> **What you need to do**:
Below is a listing. Gather each line of it that contains "text".

> **Task material**:
• • • •

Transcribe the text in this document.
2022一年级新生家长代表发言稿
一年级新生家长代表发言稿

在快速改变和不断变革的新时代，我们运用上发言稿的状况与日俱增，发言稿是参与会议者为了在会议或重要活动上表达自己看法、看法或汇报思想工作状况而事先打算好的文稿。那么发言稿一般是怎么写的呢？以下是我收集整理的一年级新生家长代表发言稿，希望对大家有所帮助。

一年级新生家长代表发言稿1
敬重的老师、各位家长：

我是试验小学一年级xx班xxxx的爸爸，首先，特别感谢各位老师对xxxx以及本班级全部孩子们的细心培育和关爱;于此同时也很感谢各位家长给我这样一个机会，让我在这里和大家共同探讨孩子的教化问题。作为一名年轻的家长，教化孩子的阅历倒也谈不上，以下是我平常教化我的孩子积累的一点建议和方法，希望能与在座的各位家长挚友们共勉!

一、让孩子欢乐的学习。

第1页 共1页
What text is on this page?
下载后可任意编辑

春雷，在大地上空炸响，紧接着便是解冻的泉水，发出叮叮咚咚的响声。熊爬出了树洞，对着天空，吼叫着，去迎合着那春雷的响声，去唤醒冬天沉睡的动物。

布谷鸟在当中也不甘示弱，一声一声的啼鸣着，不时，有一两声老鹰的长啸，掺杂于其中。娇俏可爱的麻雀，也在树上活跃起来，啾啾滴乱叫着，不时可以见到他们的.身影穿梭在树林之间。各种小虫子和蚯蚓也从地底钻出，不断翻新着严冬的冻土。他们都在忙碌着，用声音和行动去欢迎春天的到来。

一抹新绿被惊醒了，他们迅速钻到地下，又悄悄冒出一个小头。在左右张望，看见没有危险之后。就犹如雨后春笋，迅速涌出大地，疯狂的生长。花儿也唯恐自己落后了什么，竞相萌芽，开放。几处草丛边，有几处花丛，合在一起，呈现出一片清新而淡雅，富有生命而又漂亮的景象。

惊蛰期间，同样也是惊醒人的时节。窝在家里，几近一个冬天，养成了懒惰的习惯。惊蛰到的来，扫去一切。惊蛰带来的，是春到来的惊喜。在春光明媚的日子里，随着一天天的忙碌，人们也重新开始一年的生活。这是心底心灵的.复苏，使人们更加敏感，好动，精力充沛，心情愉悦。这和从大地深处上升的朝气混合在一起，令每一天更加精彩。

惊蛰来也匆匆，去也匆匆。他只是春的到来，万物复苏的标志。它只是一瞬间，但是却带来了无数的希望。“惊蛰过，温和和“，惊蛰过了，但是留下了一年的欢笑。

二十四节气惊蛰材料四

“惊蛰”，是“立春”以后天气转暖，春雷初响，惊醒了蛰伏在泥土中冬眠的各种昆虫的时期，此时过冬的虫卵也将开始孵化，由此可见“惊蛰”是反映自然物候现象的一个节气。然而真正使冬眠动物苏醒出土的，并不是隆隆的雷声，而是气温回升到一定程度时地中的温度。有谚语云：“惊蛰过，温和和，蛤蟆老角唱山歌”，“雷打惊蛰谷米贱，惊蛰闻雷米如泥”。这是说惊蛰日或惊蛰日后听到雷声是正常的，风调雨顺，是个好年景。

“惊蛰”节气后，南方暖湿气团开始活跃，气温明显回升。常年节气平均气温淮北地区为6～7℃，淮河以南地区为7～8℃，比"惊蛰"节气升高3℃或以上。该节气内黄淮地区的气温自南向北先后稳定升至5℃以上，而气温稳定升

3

• • • •

> **Output**:
Transcribe the text in this document.
What text is on this page?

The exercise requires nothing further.